--- Start ---

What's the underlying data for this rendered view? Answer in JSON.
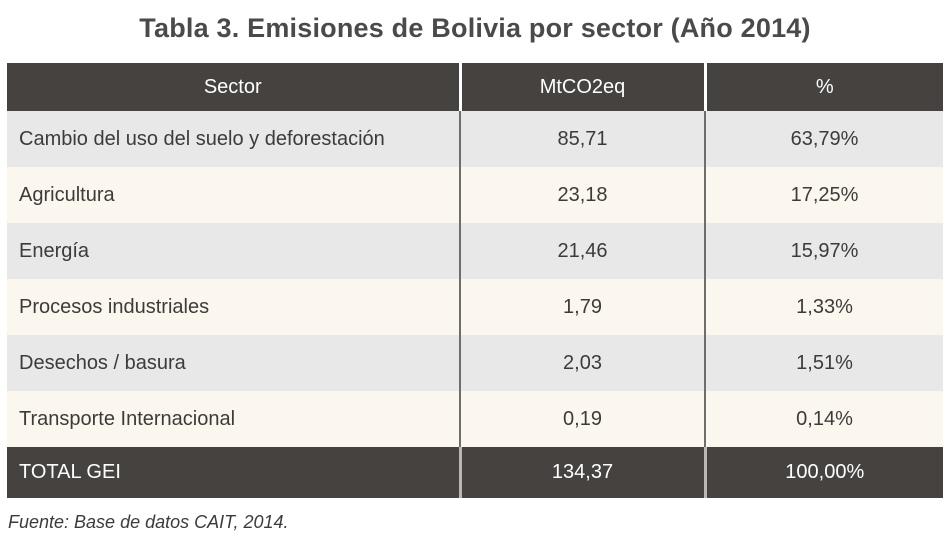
{
  "title": "Tabla 3. Emisiones de Bolivia por sector (Año 2014)",
  "source_note": "Fuente: Base de datos CAIT, 2014.",
  "colors": {
    "header_bg": "#454240",
    "row_gray": "#e7e8e7",
    "row_cream": "#fbf6ee",
    "divider_body": "#6f6d6b",
    "header_text": "#ffffff",
    "body_text": "#3d3b3a",
    "title_text": "#4a4a4a"
  },
  "chart_data": {
    "type": "table",
    "title": "Tabla 3. Emisiones de Bolivia por sector (Año 2014)",
    "columns": [
      "Sector",
      "MtCO2eq",
      "%"
    ],
    "rows": [
      {
        "sector": "Cambio del uso del suelo y deforestación",
        "mtco2eq": "85,71",
        "pct": "63,79%"
      },
      {
        "sector": "Agricultura",
        "mtco2eq": "23,18",
        "pct": "17,25%"
      },
      {
        "sector": "Energía",
        "mtco2eq": "21,46",
        "pct": "15,97%"
      },
      {
        "sector": "Procesos industriales",
        "mtco2eq": "1,79",
        "pct": "1,33%"
      },
      {
        "sector": "Desechos / basura",
        "mtco2eq": "2,03",
        "pct": "1,51%"
      },
      {
        "sector": "Transporte Internacional",
        "mtco2eq": "0,19",
        "pct": "0,14%"
      }
    ],
    "total": {
      "sector": "TOTAL GEI",
      "mtco2eq": "134,37",
      "pct": "100,00%"
    }
  }
}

--- End ---

• [Exercise] Each entry should be repeated exactly as it appears; the pictures stay out.

• [The reply]
What's the underlying data for this rendered view? Answer in JSON.
{
  "title": "Tabla 3. Emisiones de Bolivia por sector (Año 2014)",
  "source_note": "Fuente: Base de datos CAIT, 2014.",
  "colors": {
    "header_bg": "#454240",
    "row_gray": "#e7e8e7",
    "row_cream": "#fbf6ee",
    "divider_body": "#6f6d6b",
    "header_text": "#ffffff",
    "body_text": "#3d3b3a",
    "title_text": "#4a4a4a"
  },
  "chart_data": {
    "type": "table",
    "title": "Tabla 3. Emisiones de Bolivia por sector (Año 2014)",
    "columns": [
      "Sector",
      "MtCO2eq",
      "%"
    ],
    "rows": [
      {
        "sector": "Cambio del uso del suelo y deforestación",
        "mtco2eq": "85,71",
        "pct": "63,79%"
      },
      {
        "sector": "Agricultura",
        "mtco2eq": "23,18",
        "pct": "17,25%"
      },
      {
        "sector": "Energía",
        "mtco2eq": "21,46",
        "pct": "15,97%"
      },
      {
        "sector": "Procesos industriales",
        "mtco2eq": "1,79",
        "pct": "1,33%"
      },
      {
        "sector": "Desechos / basura",
        "mtco2eq": "2,03",
        "pct": "1,51%"
      },
      {
        "sector": "Transporte Internacional",
        "mtco2eq": "0,19",
        "pct": "0,14%"
      }
    ],
    "total": {
      "sector": "TOTAL GEI",
      "mtco2eq": "134,37",
      "pct": "100,00%"
    }
  }
}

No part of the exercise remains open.